Search the data below for "text"; list each line that holds it.

** Start of MATERIALS PROVIDED **

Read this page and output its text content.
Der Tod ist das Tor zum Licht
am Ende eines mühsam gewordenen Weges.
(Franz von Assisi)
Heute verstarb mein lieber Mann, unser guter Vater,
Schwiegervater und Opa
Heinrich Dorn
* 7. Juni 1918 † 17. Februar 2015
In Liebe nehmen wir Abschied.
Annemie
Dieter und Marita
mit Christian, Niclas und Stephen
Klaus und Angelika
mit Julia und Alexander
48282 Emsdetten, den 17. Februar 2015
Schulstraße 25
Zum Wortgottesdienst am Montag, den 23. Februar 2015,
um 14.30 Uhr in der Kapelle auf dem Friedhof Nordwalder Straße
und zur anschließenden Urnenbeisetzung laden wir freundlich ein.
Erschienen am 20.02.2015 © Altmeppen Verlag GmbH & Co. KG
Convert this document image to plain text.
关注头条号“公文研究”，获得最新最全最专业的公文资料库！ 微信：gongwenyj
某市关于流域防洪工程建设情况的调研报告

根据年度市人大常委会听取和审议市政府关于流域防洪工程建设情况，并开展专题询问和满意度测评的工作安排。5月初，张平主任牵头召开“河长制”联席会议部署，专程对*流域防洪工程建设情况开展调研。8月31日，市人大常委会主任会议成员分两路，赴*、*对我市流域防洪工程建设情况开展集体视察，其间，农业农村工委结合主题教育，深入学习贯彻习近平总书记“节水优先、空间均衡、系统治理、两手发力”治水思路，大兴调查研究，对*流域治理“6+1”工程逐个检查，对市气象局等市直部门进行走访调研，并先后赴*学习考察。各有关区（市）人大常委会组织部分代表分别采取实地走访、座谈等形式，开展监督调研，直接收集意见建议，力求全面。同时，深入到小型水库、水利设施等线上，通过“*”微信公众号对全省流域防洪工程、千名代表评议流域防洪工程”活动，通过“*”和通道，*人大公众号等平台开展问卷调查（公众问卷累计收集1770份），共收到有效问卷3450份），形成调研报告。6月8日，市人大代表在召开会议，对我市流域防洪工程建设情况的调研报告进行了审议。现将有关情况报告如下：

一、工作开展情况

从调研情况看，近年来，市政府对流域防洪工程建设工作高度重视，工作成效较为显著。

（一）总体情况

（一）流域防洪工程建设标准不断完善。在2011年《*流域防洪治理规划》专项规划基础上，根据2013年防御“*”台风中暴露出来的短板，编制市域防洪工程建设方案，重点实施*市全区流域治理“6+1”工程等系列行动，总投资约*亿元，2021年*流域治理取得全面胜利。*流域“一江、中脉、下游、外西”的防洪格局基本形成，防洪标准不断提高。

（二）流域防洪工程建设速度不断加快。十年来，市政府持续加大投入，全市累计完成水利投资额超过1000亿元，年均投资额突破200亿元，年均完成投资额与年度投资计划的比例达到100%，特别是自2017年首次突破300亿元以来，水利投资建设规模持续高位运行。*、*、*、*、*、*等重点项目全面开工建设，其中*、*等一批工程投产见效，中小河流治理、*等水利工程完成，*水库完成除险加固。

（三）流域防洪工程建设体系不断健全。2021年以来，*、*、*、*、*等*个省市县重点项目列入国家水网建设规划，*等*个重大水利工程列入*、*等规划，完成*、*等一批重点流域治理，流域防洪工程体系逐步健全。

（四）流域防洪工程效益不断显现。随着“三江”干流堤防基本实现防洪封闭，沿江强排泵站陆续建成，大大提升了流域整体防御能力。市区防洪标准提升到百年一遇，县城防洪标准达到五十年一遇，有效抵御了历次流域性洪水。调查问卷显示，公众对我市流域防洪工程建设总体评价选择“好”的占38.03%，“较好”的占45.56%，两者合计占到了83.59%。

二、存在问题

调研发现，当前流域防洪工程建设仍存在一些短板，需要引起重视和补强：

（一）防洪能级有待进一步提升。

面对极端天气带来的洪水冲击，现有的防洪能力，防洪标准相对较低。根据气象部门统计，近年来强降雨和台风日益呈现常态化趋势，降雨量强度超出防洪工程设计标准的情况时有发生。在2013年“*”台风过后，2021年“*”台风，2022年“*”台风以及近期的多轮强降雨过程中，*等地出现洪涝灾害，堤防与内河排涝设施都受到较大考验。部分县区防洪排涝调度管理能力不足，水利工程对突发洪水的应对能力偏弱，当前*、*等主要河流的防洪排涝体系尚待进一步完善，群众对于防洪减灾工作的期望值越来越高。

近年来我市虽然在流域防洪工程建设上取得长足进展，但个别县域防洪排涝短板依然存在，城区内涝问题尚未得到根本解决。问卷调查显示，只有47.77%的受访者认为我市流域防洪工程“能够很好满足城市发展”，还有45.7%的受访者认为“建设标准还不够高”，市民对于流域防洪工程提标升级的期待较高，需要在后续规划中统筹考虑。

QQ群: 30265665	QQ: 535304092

** End of MATERIALS PROVIDED **

> **EXPECTED ANSWER**:
Read this page and output its text content.
Convert this document image to plain text.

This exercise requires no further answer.